Dataset rows about figures:

--- BEGIN ---

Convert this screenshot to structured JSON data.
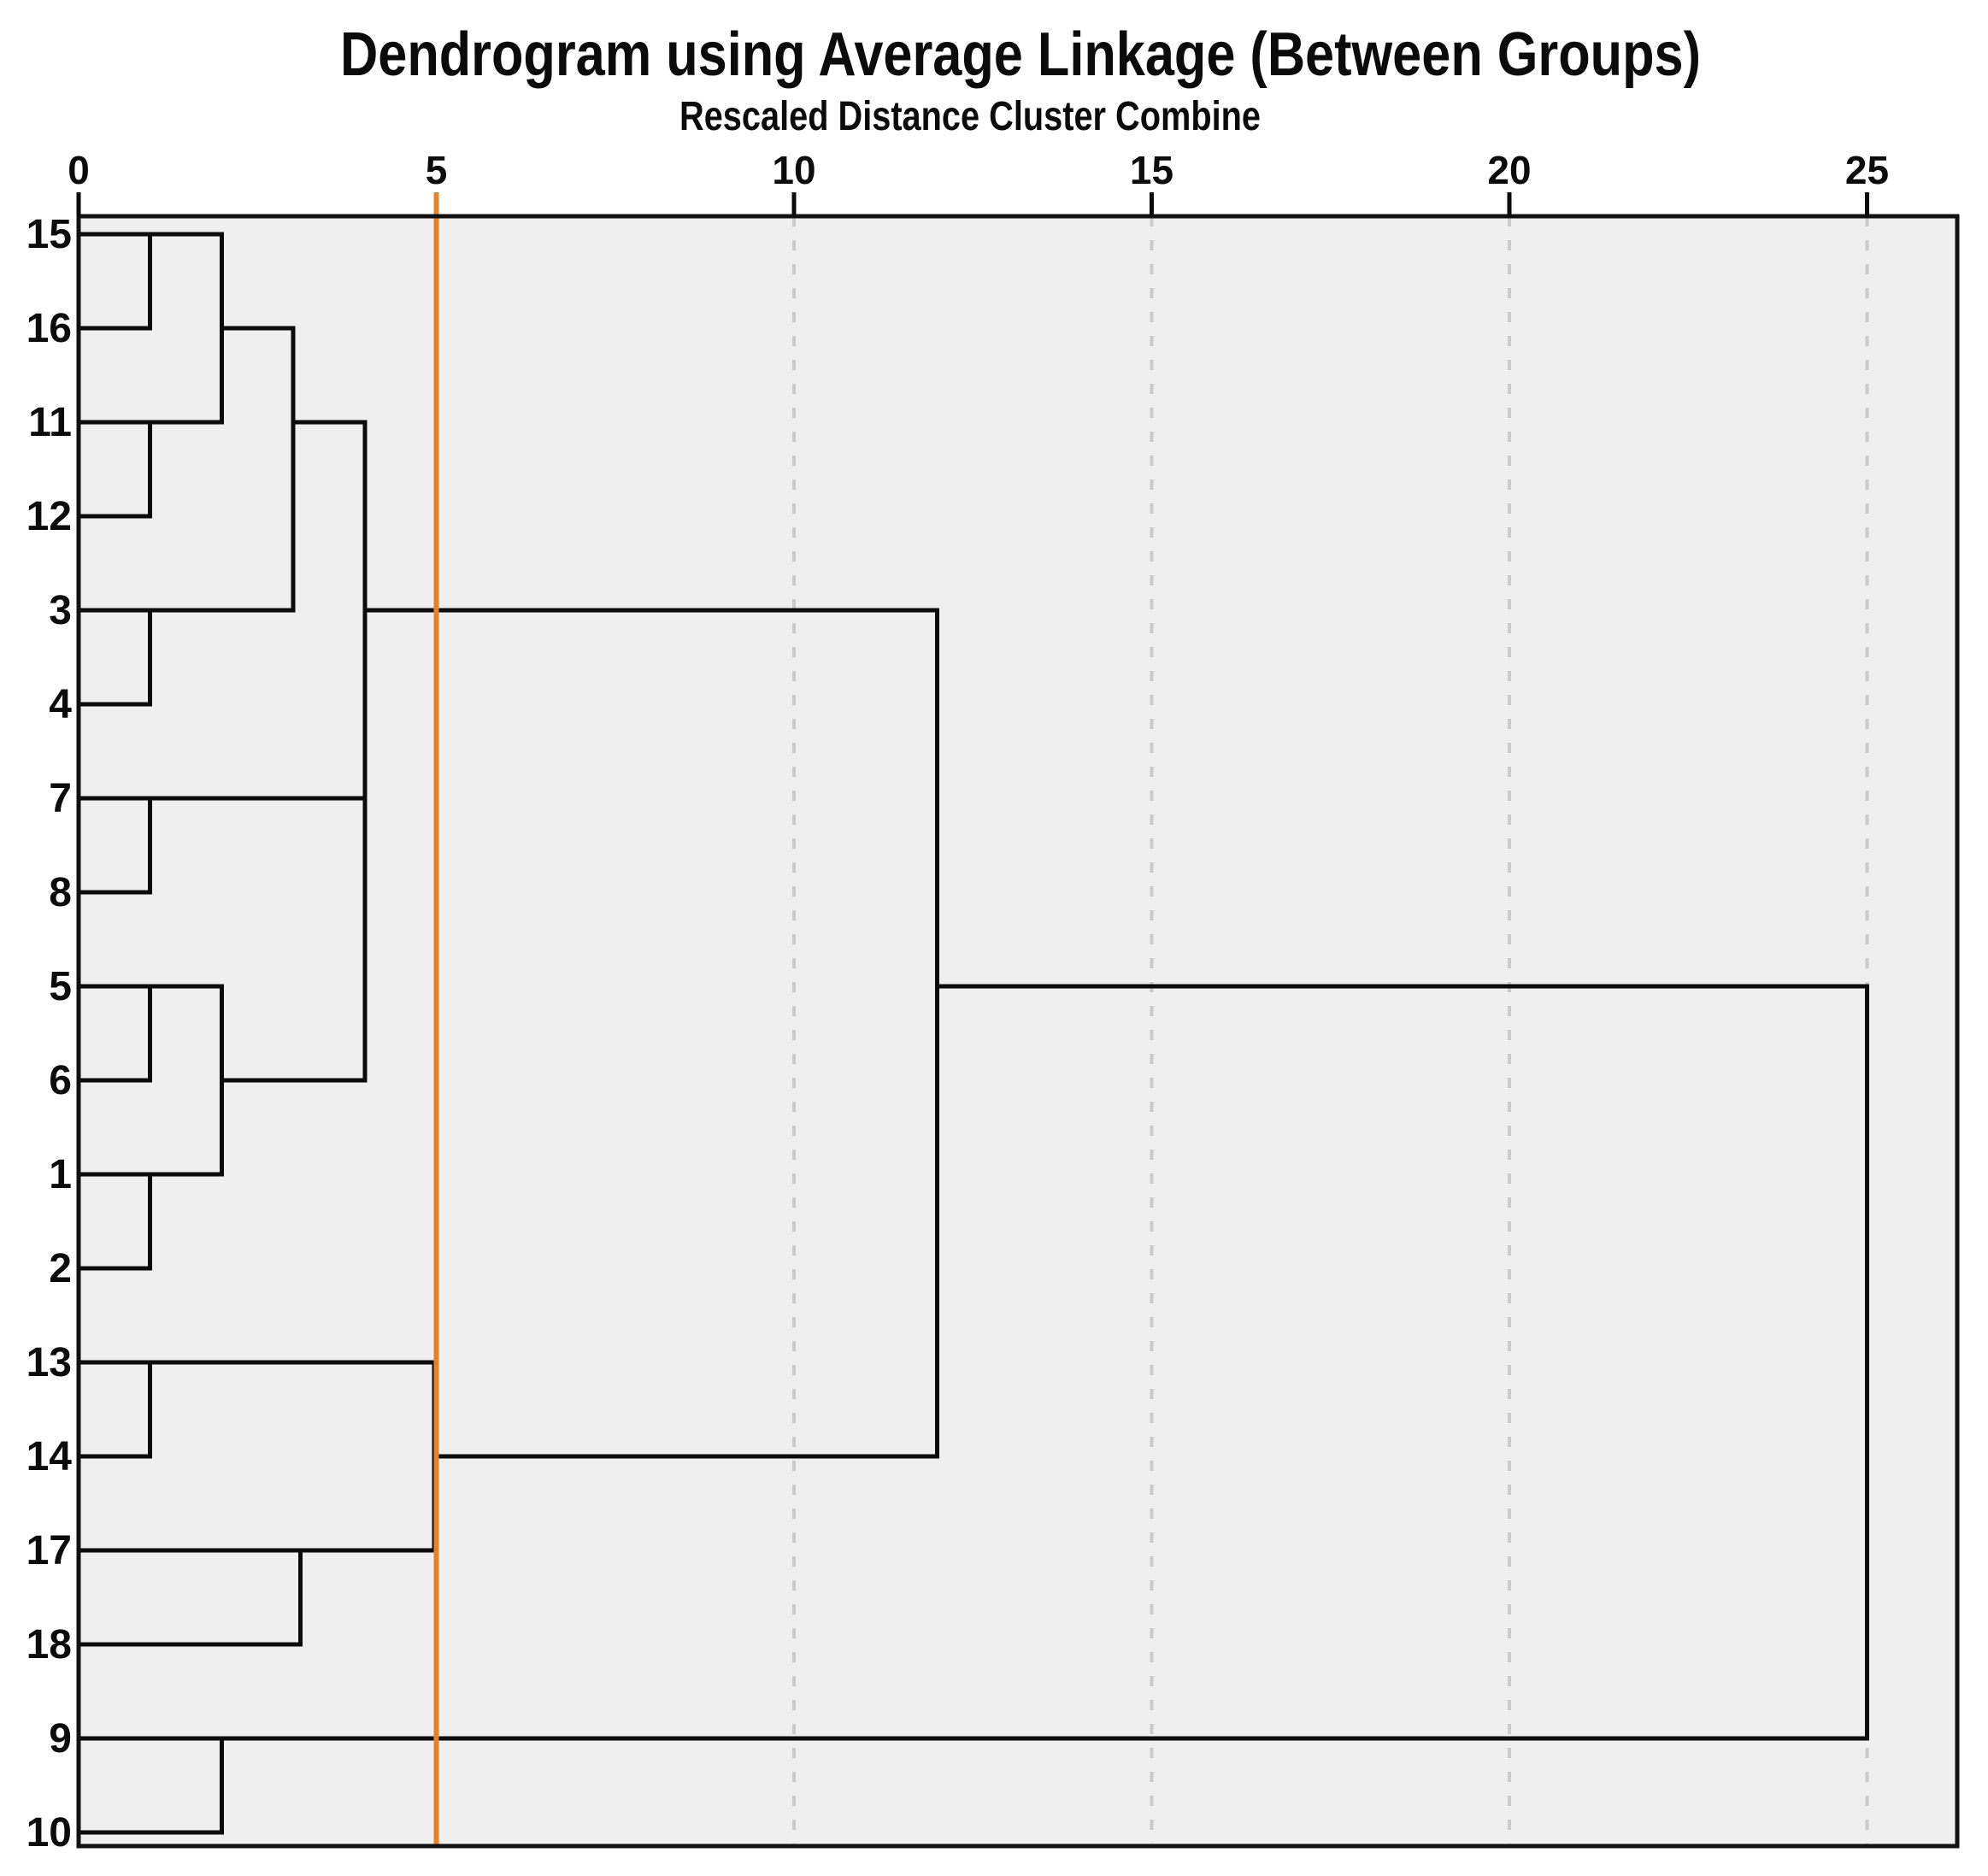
{
  "title": "Dendrogram using Average Linkage (Between Groups)",
  "subtitle": "Rescaled Distance Cluster Combine",
  "axis": {
    "tick_values": [
      0,
      5,
      10,
      15,
      20,
      25
    ],
    "tick_labels": [
      "0",
      "5",
      "10",
      "15",
      "20",
      "25"
    ],
    "gridline_values": [
      10,
      15,
      20,
      25
    ],
    "range": [
      0,
      25
    ]
  },
  "cutoff_line": {
    "value": 5,
    "color": "#E8812E"
  },
  "colors": {
    "dendrogram_line": "#0b0b0b",
    "plot_background": "#EFEFEF",
    "page_background": "#FFFFFF",
    "plot_border": "#111111",
    "gridline": "#CBCBCB",
    "cutoff": "#E8812E",
    "text": "#0b0b0b"
  },
  "chart_data": {
    "type": "dendrogram",
    "orientation": "horizontal",
    "title": "Dendrogram using Average Linkage (Between Groups)",
    "xlabel": "Rescaled Distance Cluster Combine",
    "xlim": [
      0,
      25
    ],
    "grid": "dashed vertical at 10,15,20,25; solid orange cutoff at 5",
    "leaves_order_top_to_bottom": [
      "15",
      "16",
      "11",
      "12",
      "3",
      "4",
      "7",
      "8",
      "5",
      "6",
      "1",
      "2",
      "13",
      "14",
      "17",
      "18",
      "9",
      "10"
    ],
    "merges": [
      {
        "cluster_a": "15",
        "cluster_b": "16",
        "distance": 1
      },
      {
        "cluster_a": "11",
        "cluster_b": "12",
        "distance": 1
      },
      {
        "cluster_a": "(15,16)",
        "cluster_b": "(11,12)",
        "distance": 2
      },
      {
        "cluster_a": "3",
        "cluster_b": "4",
        "distance": 1
      },
      {
        "cluster_a": "(15,16,11,12)",
        "cluster_b": "(3,4)",
        "distance": 3
      },
      {
        "cluster_a": "7",
        "cluster_b": "8",
        "distance": 1
      },
      {
        "cluster_a": "(15,16,11,12,3,4)",
        "cluster_b": "(7,8)",
        "distance": 4
      },
      {
        "cluster_a": "5",
        "cluster_b": "6",
        "distance": 1
      },
      {
        "cluster_a": "1",
        "cluster_b": "2",
        "distance": 1
      },
      {
        "cluster_a": "(5,6)",
        "cluster_b": "(1,2)",
        "distance": 2
      },
      {
        "cluster_a": "(15,16,11,12,3,4,7,8)",
        "cluster_b": "(5,6,1,2)",
        "distance": 4
      },
      {
        "cluster_a": "13",
        "cluster_b": "14",
        "distance": 1
      },
      {
        "cluster_a": "17",
        "cluster_b": "18",
        "distance": 3.1
      },
      {
        "cluster_a": "(13,14)",
        "cluster_b": "(17,18)",
        "distance": 5
      },
      {
        "cluster_a": "(15,16,11,12,3,4,7,8,5,6,1,2)",
        "cluster_b": "(13,14,17,18)",
        "distance": 12
      },
      {
        "cluster_a": "9",
        "cluster_b": "10",
        "distance": 2
      },
      {
        "cluster_a": "(15,16,11,12,3,4,7,8,5,6,1,2,13,14,17,18)",
        "cluster_b": "(9,10)",
        "distance": 25
      }
    ],
    "draw": {
      "leaves": [
        {
          "label": "15",
          "row": 1,
          "line_to": 2
        },
        {
          "label": "16",
          "row": 2,
          "line_to": 1
        },
        {
          "label": "11",
          "row": 3,
          "line_to": 2
        },
        {
          "label": "12",
          "row": 4,
          "line_to": 1
        },
        {
          "label": "3",
          "row": 5,
          "line_to": 3
        },
        {
          "label": "4",
          "row": 6,
          "line_to": 1
        },
        {
          "label": "7",
          "row": 7,
          "line_to": 4
        },
        {
          "label": "8",
          "row": 8,
          "line_to": 1
        },
        {
          "label": "5",
          "row": 9,
          "line_to": 2
        },
        {
          "label": "6",
          "row": 10,
          "line_to": 1
        },
        {
          "label": "1",
          "row": 11,
          "line_to": 2
        },
        {
          "label": "2",
          "row": 12,
          "line_to": 1
        },
        {
          "label": "13",
          "row": 13,
          "line_to": 4.97
        },
        {
          "label": "14",
          "row": 14,
          "line_to": 1
        },
        {
          "label": "17",
          "row": 15,
          "line_to": 4.97
        },
        {
          "label": "18",
          "row": 16,
          "line_to": 3.1
        },
        {
          "label": "9",
          "row": 17,
          "line_to": 25
        },
        {
          "label": "10",
          "row": 18,
          "line_to": 2
        }
      ],
      "links": [
        {
          "v": 1,
          "row_top": 1,
          "row_bot": 2,
          "parent_row": 1,
          "parent_to": 2
        },
        {
          "v": 1,
          "row_top": 3,
          "row_bot": 4,
          "parent_row": 3,
          "parent_to": 2
        },
        {
          "v": 2,
          "row_top": 1,
          "row_bot": 3,
          "parent_row": 2,
          "parent_to": 3
        },
        {
          "v": 1,
          "row_top": 5,
          "row_bot": 6,
          "parent_row": 5,
          "parent_to": 3
        },
        {
          "v": 3,
          "row_top": 2,
          "row_bot": 5,
          "parent_row": 3,
          "parent_to": 4
        },
        {
          "v": 1,
          "row_top": 7,
          "row_bot": 8,
          "parent_row": 7,
          "parent_to": 4
        },
        {
          "v": 4,
          "row_top": 3,
          "row_bot": 7,
          "parent_row": 5,
          "parent_to": 4
        },
        {
          "v": 1,
          "row_top": 9,
          "row_bot": 10,
          "parent_row": 9,
          "parent_to": 2
        },
        {
          "v": 1,
          "row_top": 11,
          "row_bot": 12,
          "parent_row": 11,
          "parent_to": 2
        },
        {
          "v": 2,
          "row_top": 9,
          "row_bot": 11,
          "parent_row": 10,
          "parent_to": 4
        },
        {
          "v": 4,
          "row_top": 5,
          "row_bot": 10,
          "parent_row": 5,
          "parent_to": 12
        },
        {
          "v": 1,
          "row_top": 13,
          "row_bot": 14,
          "parent_row": 13,
          "parent_to": 4.97
        },
        {
          "v": 3.1,
          "row_top": 15,
          "row_bot": 16,
          "parent_row": 15,
          "parent_to": 4.97
        },
        {
          "v": 4.97,
          "row_top": 13,
          "row_bot": 15,
          "parent_row": 14,
          "parent_to": 12
        },
        {
          "v": 12,
          "row_top": 5,
          "row_bot": 14,
          "parent_row": 9,
          "parent_to": 25
        },
        {
          "v": 2,
          "row_top": 17,
          "row_bot": 18,
          "parent_row": 17,
          "parent_to": 25
        },
        {
          "v": 25,
          "row_top": 9,
          "row_bot": 17,
          "parent_row": null,
          "parent_to": null
        }
      ]
    }
  }
}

--- END ---

To be done: Every line should be retyped exactly, with the pictures omitted.

Result below:
Convert this screenshot to structured JSON data.
{
  "title": "Dendrogram using Average Linkage (Between Groups)",
  "subtitle": "Rescaled Distance Cluster Combine",
  "axis": {
    "tick_values": [
      0,
      5,
      10,
      15,
      20,
      25
    ],
    "tick_labels": [
      "0",
      "5",
      "10",
      "15",
      "20",
      "25"
    ],
    "gridline_values": [
      10,
      15,
      20,
      25
    ],
    "range": [
      0,
      25
    ]
  },
  "cutoff_line": {
    "value": 5,
    "color": "#E8812E"
  },
  "colors": {
    "dendrogram_line": "#0b0b0b",
    "plot_background": "#EFEFEF",
    "page_background": "#FFFFFF",
    "plot_border": "#111111",
    "gridline": "#CBCBCB",
    "cutoff": "#E8812E",
    "text": "#0b0b0b"
  },
  "chart_data": {
    "type": "dendrogram",
    "orientation": "horizontal",
    "title": "Dendrogram using Average Linkage (Between Groups)",
    "xlabel": "Rescaled Distance Cluster Combine",
    "xlim": [
      0,
      25
    ],
    "grid": "dashed vertical at 10,15,20,25; solid orange cutoff at 5",
    "leaves_order_top_to_bottom": [
      "15",
      "16",
      "11",
      "12",
      "3",
      "4",
      "7",
      "8",
      "5",
      "6",
      "1",
      "2",
      "13",
      "14",
      "17",
      "18",
      "9",
      "10"
    ],
    "merges": [
      {
        "cluster_a": "15",
        "cluster_b": "16",
        "distance": 1
      },
      {
        "cluster_a": "11",
        "cluster_b": "12",
        "distance": 1
      },
      {
        "cluster_a": "(15,16)",
        "cluster_b": "(11,12)",
        "distance": 2
      },
      {
        "cluster_a": "3",
        "cluster_b": "4",
        "distance": 1
      },
      {
        "cluster_a": "(15,16,11,12)",
        "cluster_b": "(3,4)",
        "distance": 3
      },
      {
        "cluster_a": "7",
        "cluster_b": "8",
        "distance": 1
      },
      {
        "cluster_a": "(15,16,11,12,3,4)",
        "cluster_b": "(7,8)",
        "distance": 4
      },
      {
        "cluster_a": "5",
        "cluster_b": "6",
        "distance": 1
      },
      {
        "cluster_a": "1",
        "cluster_b": "2",
        "distance": 1
      },
      {
        "cluster_a": "(5,6)",
        "cluster_b": "(1,2)",
        "distance": 2
      },
      {
        "cluster_a": "(15,16,11,12,3,4,7,8)",
        "cluster_b": "(5,6,1,2)",
        "distance": 4
      },
      {
        "cluster_a": "13",
        "cluster_b": "14",
        "distance": 1
      },
      {
        "cluster_a": "17",
        "cluster_b": "18",
        "distance": 3.1
      },
      {
        "cluster_a": "(13,14)",
        "cluster_b": "(17,18)",
        "distance": 5
      },
      {
        "cluster_a": "(15,16,11,12,3,4,7,8,5,6,1,2)",
        "cluster_b": "(13,14,17,18)",
        "distance": 12
      },
      {
        "cluster_a": "9",
        "cluster_b": "10",
        "distance": 2
      },
      {
        "cluster_a": "(15,16,11,12,3,4,7,8,5,6,1,2,13,14,17,18)",
        "cluster_b": "(9,10)",
        "distance": 25
      }
    ],
    "draw": {
      "leaves": [
        {
          "label": "15",
          "row": 1,
          "line_to": 2
        },
        {
          "label": "16",
          "row": 2,
          "line_to": 1
        },
        {
          "label": "11",
          "row": 3,
          "line_to": 2
        },
        {
          "label": "12",
          "row": 4,
          "line_to": 1
        },
        {
          "label": "3",
          "row": 5,
          "line_to": 3
        },
        {
          "label": "4",
          "row": 6,
          "line_to": 1
        },
        {
          "label": "7",
          "row": 7,
          "line_to": 4
        },
        {
          "label": "8",
          "row": 8,
          "line_to": 1
        },
        {
          "label": "5",
          "row": 9,
          "line_to": 2
        },
        {
          "label": "6",
          "row": 10,
          "line_to": 1
        },
        {
          "label": "1",
          "row": 11,
          "line_to": 2
        },
        {
          "label": "2",
          "row": 12,
          "line_to": 1
        },
        {
          "label": "13",
          "row": 13,
          "line_to": 4.97
        },
        {
          "label": "14",
          "row": 14,
          "line_to": 1
        },
        {
          "label": "17",
          "row": 15,
          "line_to": 4.97
        },
        {
          "label": "18",
          "row": 16,
          "line_to": 3.1
        },
        {
          "label": "9",
          "row": 17,
          "line_to": 25
        },
        {
          "label": "10",
          "row": 18,
          "line_to": 2
        }
      ],
      "links": [
        {
          "v": 1,
          "row_top": 1,
          "row_bot": 2,
          "parent_row": 1,
          "parent_to": 2
        },
        {
          "v": 1,
          "row_top": 3,
          "row_bot": 4,
          "parent_row": 3,
          "parent_to": 2
        },
        {
          "v": 2,
          "row_top": 1,
          "row_bot": 3,
          "parent_row": 2,
          "parent_to": 3
        },
        {
          "v": 1,
          "row_top": 5,
          "row_bot": 6,
          "parent_row": 5,
          "parent_to": 3
        },
        {
          "v": 3,
          "row_top": 2,
          "row_bot": 5,
          "parent_row": 3,
          "parent_to": 4
        },
        {
          "v": 1,
          "row_top": 7,
          "row_bot": 8,
          "parent_row": 7,
          "parent_to": 4
        },
        {
          "v": 4,
          "row_top": 3,
          "row_bot": 7,
          "parent_row": 5,
          "parent_to": 4
        },
        {
          "v": 1,
          "row_top": 9,
          "row_bot": 10,
          "parent_row": 9,
          "parent_to": 2
        },
        {
          "v": 1,
          "row_top": 11,
          "row_bot": 12,
          "parent_row": 11,
          "parent_to": 2
        },
        {
          "v": 2,
          "row_top": 9,
          "row_bot": 11,
          "parent_row": 10,
          "parent_to": 4
        },
        {
          "v": 4,
          "row_top": 5,
          "row_bot": 10,
          "parent_row": 5,
          "parent_to": 12
        },
        {
          "v": 1,
          "row_top": 13,
          "row_bot": 14,
          "parent_row": 13,
          "parent_to": 4.97
        },
        {
          "v": 3.1,
          "row_top": 15,
          "row_bot": 16,
          "parent_row": 15,
          "parent_to": 4.97
        },
        {
          "v": 4.97,
          "row_top": 13,
          "row_bot": 15,
          "parent_row": 14,
          "parent_to": 12
        },
        {
          "v": 12,
          "row_top": 5,
          "row_bot": 14,
          "parent_row": 9,
          "parent_to": 25
        },
        {
          "v": 2,
          "row_top": 17,
          "row_bot": 18,
          "parent_row": 17,
          "parent_to": 25
        },
        {
          "v": 25,
          "row_top": 9,
          "row_bot": 17,
          "parent_row": null,
          "parent_to": null
        }
      ]
    }
  }
}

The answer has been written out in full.